Sempat teringat dan terpikir tadi pagi, saat jalan pagi keliling perumahan bersama si Coco, anjing kecil pomerian yang penulis rawat sejak usia dua bulan. Sebuah kejadian dimana anjing kecil ini, penulis peroleh karena si pemilik anjing yang sebenarnya sudah tidak sanggup lagi merawatnya. Ada empat ekor anjing pomerian sebetulnya. Dua ekor induknya dan dua ekor anaknya. Karena si pemilik sedang dirawat di sebuah rumah sakit karena terkenan kanker ganas, maka ke empat ekor anjing ini ditaruh di sebuah gudang oli yang tertutup rapat, gelap dan pengap. Gudang ini hanya dibuka saat sang asisten rumah tangga  memberi makan dan minum buat ke empat anjing pomerian ini. Tragis.
Mungkin tidak seperti nasib anjing piaraan yang lain, yang bisa hidup dengan teratur dan dirawat oleh majikannya dengan penuh rasa kasih sayang. Makan yang teratur dan bergizi, tidur dalam ruangan ber air conditioner, tidur di atas kasur yang empuk bahkan kadang-kadang diajak jalan-jalan atau bahkan naik mobil bersama majikannya buat keliling kota. Sebuah perbedaan dalam kacamata studi banding ?
Sambil berjalan keliling perumahan setapak demi setapak penulis perhatikan rumah demi rumah yang penulis lalui. Ada banyak yang hal yang berbeda dengan kondisi rumah masing-masing. Entah dari tampilan luarnya, entah juga apa yang ada di halaman rumahnya. Ada yang hanya sederhana dengan sebuah sepeda motor, ada juga mobil yang bertengger di halaman rumahnya sebanyak penghuni rumahnya. Bahkan saking tidak cukup rumahnya menampung mobilnya, jalanan umum disikatnya juga sebagai tempat parkirnya.

:: BAGIAN LATIHAN ::
• A. Menurut tulisan tentang Coco, di mana keempat anjing pomerian itu ditaruh selama pemiliknya dirawat di rumah sakit?
• B. Teruskan tulisan tentang Coco mulai dari kalimat sesudah bagian terakhirnya.
Baris-baris di bawah ini adalah bahan terpisah yang tidak berkaitan dengan tulisan tentang Coco.

:: BAHAN YANG DIAMBIL ::
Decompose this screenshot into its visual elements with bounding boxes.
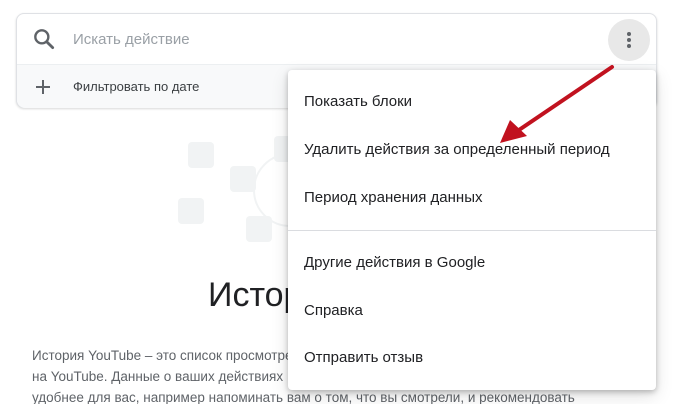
more-vert-icon xyxy=(627,32,631,48)
description-line: удобнее для вас, например напоминать вам… xyxy=(32,390,575,404)
menu-item-retention[interactable]: Период хранения данных xyxy=(288,177,656,217)
menu-item-other-activity[interactable]: Другие действия в Google xyxy=(288,242,656,282)
search-row xyxy=(17,14,656,64)
menu-item-delete-period[interactable]: Удалить действия за определенный период xyxy=(288,129,656,169)
more-options-button[interactable] xyxy=(608,19,650,61)
menu-item-show-blocks[interactable]: Показать блоки xyxy=(288,81,656,121)
search-input[interactable] xyxy=(73,26,553,52)
menu-item-send-feedback[interactable]: Отправить отзыв xyxy=(288,337,656,377)
options-menu: Показать блоки Удалить действия за опред… xyxy=(288,70,656,390)
filter-label: Фильтровать по дате xyxy=(73,79,200,94)
search-icon[interactable] xyxy=(31,26,57,52)
plus-icon xyxy=(36,79,50,94)
menu-divider xyxy=(288,230,656,231)
screen: История История YouTube – это список про… xyxy=(0,0,688,404)
menu-item-help[interactable]: Справка xyxy=(288,290,656,330)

:: HASIL JAWABAN ::
• A. Di sebuah gudang oli yang tertutup rapat, gelap, dan pengap.

• B.
Memang, seringkali tanpa sadar kita membanding-bandingkan kehidupan seseorang dengan orang lain dengan sudut pandang dari nilai kedudukan maupun harta kekayaan yang dimilikinya. Bahkan di saat tertentu kadangkala ada juga kecenderungan timbul rasa iri hati yang tidak kita sadari sebelumnya. Minimal muncul dari lubuk hati yang paling dalam sebuah pertanyaan. Orang ini koq bisa kaya banget ya ? Duit dari mana ? Kepo.
Dan ini adalah fakta yang ada di sekeliling kehidupan kita. Survey membuktikan, saat seseorang yang ada dalam posisi di atas dan dengan harta yang berlimpah, maka akan banyak sekali orang yang datang mendekat. Tetapi saat orang itu jatuh dalam keterpurukan, banyak orang akan meninggalkannya dalam kesendirian. Memang begitulah adanya. Kehormatan rasanya hanya diniliai dari sisi kekayaan. Jadi kalau dihubungkan dengan hubungan interaksi antar manusia, disinilah akan terbukti, mana sahabat sejati yang sesungguhnya.
Sebuah kalimat tanya pun pernah terucap dari seseorang sekaliber Ayub yang sedang mengalami kejatuhan dengan mengaitkan serta melakukan pembanding dan perbedaan yang dialaminya. Mengapa orang fasik tetap hidup, menjadi tua, bahkan menjadi bertambah-tambah kuat ? Yang seorang mati dengan masih penuh tenaga, dengan sangat tenang dan sentosa; pinggangnya gemuk oleh lemak, dan sumsum tulang-tulangnya masih segar. Yang lain mati dengan sakit hati, dengan tidak pernah merasakan kenikmatan.
Ini persis seperti yang dialami oleh atasan-atasan penulis yang terlebih dahulu pensiun. Apa yang dialami saat masih menjabat dengan menduduki kursi mewah dan jabatan yang basah berbalikan dengan kondisi saat pensiun. Bahkan sehari setelah menerima Surat Keputusan pensiun, kolega dan orang yang dahulu mendekat satu persatu menyingkir menjauh. Sebuah fakta yang benar adanya. Dan inilah yang seringkali terjadi dari sudut pandang manusia. Tetapi apakah demikian dari sudut pandang Sang Khalik ?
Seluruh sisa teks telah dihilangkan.